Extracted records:
- - -
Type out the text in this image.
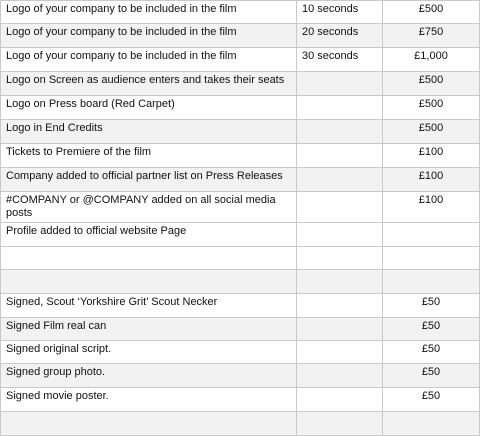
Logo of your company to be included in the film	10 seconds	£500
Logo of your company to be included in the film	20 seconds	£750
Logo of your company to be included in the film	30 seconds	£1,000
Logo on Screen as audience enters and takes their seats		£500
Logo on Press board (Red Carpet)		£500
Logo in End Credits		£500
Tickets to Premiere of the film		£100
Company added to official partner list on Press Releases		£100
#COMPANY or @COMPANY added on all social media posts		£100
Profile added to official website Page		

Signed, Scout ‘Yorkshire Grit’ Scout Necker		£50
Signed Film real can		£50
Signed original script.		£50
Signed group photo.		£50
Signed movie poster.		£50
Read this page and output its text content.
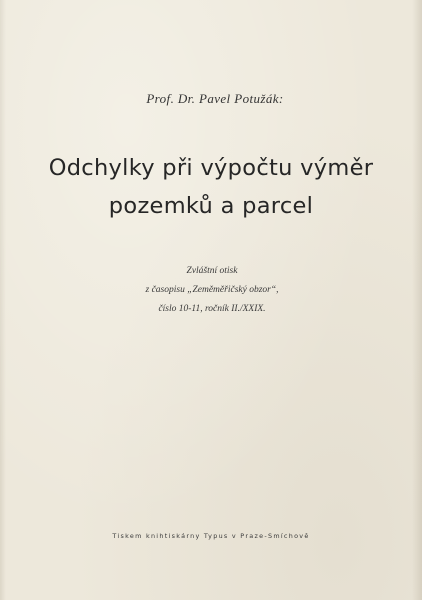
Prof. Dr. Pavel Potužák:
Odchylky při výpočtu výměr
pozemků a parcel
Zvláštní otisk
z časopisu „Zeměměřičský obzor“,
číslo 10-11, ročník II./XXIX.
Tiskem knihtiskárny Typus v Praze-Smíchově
- - -
- What to produce -
Write the material out again exactly as it appears, dropping the pictures.

- Exercise answer -
Type out the text in this image.
Logo of your company to be included in the film	10 seconds	£500
Logo of your company to be included in the film	20 seconds	£750
Logo of your company to be included in the film	30 seconds	£1,000
Logo on Screen as audience enters and takes their seats		£500
Logo on Press board (Red Carpet)		£500
Logo in End Credits		£500
Tickets to Premiere of the film		£100
Company added to official partner list on Press Releases		£100
#COMPANY or @COMPANY added on all social media posts		£100
Profile added to official website Page		

Signed, Scout ‘Yorkshire Grit’ Scout Necker		£50
Signed Film real can		£50
Signed original script.		£50
Signed group photo.		£50
Signed movie poster.		£50
Read this page and output its text content.
Prof. Dr. Pavel Potužák:
Odchylky při výpočtu výměr
pozemků a parcel
Zvláštní otisk
z časopisu „Zeměměřičský obzor“,
číslo 10-11, ročník II./XXIX.
Tiskem knihtiskárny Typus v Praze-Smíchově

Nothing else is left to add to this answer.